_Challenge:_
Write out every line below that includes the word "working".

_Data listing:_
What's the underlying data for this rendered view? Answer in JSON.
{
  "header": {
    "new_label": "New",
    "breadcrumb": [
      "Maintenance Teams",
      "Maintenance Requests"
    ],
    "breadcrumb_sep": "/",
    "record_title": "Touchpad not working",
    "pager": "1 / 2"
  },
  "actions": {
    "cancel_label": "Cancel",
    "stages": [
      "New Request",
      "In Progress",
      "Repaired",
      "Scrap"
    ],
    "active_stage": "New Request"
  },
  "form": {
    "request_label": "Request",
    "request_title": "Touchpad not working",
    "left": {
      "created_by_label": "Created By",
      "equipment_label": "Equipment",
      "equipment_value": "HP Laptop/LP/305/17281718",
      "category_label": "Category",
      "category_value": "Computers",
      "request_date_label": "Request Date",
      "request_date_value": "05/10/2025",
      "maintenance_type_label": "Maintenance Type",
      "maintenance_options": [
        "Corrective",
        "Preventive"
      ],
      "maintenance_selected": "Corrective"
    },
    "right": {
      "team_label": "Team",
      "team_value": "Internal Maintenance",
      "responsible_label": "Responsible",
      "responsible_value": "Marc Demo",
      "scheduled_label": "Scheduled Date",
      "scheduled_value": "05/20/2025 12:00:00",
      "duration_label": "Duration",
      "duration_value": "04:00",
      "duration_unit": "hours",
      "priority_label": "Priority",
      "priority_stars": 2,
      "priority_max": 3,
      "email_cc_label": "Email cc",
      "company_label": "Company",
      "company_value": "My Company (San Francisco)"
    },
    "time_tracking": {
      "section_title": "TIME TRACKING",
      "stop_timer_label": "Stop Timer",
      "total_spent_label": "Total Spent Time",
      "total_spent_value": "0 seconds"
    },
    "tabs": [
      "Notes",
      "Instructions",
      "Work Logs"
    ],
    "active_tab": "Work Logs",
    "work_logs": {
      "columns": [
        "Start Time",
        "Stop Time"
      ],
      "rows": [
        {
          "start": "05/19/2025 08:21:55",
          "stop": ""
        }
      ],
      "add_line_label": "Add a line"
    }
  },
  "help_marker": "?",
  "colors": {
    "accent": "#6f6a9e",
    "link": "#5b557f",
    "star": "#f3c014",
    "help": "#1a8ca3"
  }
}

_Correct output:_
    "record_title": "Touchpad not working",
    "request_title": "Touchpad not working",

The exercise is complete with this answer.